### Given problem
Of the lines in the entries, how many hold the word "circle"? Give that number alone.

Extracted data entries:
>> Start
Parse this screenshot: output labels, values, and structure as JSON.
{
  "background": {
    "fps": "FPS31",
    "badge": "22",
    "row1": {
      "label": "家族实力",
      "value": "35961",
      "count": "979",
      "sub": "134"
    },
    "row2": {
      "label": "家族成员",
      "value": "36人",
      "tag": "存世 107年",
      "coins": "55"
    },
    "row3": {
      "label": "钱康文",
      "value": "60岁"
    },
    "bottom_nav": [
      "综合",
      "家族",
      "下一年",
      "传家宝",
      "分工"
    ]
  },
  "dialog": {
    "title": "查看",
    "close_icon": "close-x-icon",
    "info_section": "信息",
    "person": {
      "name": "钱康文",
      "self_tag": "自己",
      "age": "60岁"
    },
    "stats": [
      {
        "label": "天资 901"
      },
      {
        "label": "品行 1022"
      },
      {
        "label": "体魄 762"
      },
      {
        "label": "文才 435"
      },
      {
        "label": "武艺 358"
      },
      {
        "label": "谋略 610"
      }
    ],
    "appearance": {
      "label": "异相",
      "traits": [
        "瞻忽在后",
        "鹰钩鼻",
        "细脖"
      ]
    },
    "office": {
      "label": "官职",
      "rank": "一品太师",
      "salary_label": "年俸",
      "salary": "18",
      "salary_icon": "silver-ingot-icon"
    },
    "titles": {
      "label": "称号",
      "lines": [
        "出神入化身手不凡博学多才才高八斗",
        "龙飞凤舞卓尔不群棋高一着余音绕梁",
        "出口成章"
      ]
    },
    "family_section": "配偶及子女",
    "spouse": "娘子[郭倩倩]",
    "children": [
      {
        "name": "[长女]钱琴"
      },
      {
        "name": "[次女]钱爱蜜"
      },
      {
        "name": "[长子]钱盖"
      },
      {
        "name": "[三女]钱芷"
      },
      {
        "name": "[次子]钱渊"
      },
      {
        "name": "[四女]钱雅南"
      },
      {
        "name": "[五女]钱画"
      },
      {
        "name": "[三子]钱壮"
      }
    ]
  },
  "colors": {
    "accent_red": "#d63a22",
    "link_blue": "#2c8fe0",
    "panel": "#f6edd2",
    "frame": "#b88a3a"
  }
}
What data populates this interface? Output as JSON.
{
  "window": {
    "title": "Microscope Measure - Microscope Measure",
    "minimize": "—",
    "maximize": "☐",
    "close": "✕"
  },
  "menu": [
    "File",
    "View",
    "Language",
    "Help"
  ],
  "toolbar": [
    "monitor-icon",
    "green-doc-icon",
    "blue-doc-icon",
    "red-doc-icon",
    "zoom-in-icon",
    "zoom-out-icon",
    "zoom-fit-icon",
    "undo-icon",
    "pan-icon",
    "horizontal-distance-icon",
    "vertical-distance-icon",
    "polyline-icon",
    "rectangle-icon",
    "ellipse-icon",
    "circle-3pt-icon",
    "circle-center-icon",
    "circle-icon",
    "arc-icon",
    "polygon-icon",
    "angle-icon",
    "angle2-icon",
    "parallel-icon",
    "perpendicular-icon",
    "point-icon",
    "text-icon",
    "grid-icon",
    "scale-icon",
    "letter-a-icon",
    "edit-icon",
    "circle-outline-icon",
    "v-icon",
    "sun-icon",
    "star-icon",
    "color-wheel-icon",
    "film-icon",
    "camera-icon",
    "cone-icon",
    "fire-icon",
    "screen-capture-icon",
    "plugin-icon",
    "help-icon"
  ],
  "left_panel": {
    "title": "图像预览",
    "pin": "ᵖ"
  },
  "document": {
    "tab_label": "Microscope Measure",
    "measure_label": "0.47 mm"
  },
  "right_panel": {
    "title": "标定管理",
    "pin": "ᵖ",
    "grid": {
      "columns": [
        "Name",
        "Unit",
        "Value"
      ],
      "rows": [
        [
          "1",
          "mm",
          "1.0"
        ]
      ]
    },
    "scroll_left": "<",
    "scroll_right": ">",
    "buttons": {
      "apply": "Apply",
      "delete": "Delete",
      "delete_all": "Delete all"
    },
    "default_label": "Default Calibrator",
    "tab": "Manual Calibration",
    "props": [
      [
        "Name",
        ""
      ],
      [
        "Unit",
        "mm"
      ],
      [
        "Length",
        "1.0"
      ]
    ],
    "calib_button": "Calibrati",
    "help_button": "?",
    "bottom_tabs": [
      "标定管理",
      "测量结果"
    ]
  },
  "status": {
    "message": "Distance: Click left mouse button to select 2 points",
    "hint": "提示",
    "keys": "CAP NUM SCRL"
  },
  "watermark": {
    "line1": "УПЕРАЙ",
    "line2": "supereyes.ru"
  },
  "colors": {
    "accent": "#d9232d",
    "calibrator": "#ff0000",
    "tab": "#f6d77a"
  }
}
>> End
### Result of this task
4